** START MATERIAL **

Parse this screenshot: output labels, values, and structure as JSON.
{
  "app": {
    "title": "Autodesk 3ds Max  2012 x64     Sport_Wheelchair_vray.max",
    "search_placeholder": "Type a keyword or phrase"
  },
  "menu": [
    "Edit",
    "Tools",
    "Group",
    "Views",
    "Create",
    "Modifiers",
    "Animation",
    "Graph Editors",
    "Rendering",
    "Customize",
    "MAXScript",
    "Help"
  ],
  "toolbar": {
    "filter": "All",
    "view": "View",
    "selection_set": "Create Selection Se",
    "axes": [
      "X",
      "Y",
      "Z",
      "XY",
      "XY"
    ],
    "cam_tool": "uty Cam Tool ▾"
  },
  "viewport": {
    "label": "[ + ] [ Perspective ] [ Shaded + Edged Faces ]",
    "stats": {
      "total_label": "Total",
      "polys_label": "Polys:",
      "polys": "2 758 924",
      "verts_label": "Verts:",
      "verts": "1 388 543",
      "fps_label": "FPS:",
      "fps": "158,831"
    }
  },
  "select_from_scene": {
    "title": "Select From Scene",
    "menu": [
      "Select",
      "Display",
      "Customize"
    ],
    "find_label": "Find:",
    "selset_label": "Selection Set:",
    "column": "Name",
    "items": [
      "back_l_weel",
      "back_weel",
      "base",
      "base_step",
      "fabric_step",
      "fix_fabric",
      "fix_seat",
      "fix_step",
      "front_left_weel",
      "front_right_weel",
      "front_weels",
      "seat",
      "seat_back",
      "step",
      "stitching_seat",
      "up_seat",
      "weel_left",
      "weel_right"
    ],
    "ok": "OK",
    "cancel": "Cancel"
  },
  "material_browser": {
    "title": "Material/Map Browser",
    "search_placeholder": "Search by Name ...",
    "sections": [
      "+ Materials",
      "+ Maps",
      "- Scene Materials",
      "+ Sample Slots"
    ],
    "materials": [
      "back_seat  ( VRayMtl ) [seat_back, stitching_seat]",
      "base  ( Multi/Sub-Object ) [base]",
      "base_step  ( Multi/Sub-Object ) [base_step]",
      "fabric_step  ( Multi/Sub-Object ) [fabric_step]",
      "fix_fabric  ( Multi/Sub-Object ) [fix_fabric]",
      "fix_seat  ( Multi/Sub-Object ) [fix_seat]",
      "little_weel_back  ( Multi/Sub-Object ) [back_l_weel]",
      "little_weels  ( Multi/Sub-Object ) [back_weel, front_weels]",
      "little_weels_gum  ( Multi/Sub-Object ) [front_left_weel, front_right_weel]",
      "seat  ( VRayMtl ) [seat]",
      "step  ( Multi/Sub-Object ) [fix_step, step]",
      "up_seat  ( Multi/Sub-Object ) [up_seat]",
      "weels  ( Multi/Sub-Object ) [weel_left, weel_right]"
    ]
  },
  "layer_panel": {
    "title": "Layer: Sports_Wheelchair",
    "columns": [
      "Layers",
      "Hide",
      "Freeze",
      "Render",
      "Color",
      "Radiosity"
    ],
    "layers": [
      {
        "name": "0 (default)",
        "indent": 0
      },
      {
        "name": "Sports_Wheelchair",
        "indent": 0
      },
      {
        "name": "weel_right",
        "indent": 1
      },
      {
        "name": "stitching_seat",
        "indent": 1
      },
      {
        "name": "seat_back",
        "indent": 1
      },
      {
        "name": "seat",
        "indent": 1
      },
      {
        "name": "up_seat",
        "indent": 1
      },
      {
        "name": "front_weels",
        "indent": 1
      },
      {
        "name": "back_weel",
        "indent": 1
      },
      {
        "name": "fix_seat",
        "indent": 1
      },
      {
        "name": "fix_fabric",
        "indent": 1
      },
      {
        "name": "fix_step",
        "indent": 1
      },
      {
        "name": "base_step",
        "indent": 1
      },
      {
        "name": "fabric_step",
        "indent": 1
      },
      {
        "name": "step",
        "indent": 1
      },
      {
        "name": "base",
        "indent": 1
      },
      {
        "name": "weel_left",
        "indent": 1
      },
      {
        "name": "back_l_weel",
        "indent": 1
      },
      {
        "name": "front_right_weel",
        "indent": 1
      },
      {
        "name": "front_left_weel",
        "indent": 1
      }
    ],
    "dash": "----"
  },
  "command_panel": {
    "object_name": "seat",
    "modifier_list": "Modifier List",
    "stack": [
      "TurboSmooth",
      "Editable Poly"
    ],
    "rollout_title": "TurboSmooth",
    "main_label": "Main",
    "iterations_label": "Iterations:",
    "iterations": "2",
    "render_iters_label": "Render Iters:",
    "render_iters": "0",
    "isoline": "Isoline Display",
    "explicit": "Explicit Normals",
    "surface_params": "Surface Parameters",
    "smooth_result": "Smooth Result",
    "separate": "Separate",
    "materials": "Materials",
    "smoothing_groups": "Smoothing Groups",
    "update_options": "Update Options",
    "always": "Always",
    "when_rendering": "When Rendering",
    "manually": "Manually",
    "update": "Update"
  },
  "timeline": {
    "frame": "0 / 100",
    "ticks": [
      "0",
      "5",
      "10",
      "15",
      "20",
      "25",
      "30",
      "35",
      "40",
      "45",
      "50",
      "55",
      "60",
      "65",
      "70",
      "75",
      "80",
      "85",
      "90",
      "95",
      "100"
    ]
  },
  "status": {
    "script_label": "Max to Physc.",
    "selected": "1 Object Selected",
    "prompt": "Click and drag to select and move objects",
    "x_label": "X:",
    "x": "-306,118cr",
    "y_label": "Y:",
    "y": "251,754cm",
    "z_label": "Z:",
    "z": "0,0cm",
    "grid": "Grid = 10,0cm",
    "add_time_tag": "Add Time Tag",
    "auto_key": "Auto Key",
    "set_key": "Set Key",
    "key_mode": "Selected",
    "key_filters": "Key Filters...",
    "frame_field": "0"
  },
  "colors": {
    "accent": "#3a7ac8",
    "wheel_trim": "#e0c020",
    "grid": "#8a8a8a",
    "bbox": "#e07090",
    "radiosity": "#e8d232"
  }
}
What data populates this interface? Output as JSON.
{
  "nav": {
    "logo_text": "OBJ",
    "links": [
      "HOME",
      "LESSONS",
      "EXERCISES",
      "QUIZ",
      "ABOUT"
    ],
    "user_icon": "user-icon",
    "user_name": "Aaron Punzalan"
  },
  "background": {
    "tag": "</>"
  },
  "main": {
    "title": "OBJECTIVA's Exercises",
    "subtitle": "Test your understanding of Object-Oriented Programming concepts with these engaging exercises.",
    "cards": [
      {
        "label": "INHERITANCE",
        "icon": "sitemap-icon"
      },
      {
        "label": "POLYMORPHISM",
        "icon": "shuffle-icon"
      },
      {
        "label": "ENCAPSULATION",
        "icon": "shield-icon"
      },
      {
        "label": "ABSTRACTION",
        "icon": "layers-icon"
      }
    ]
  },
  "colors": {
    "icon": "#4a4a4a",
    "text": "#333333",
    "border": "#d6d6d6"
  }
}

** END MATERIAL **

_DESCRIPTION OF THE TASK:_ From the listing above, pick out each line where the word "Rendering" appears.

_ANSWER:_
    "Rendering",
    "when_rendering": "When Rendering",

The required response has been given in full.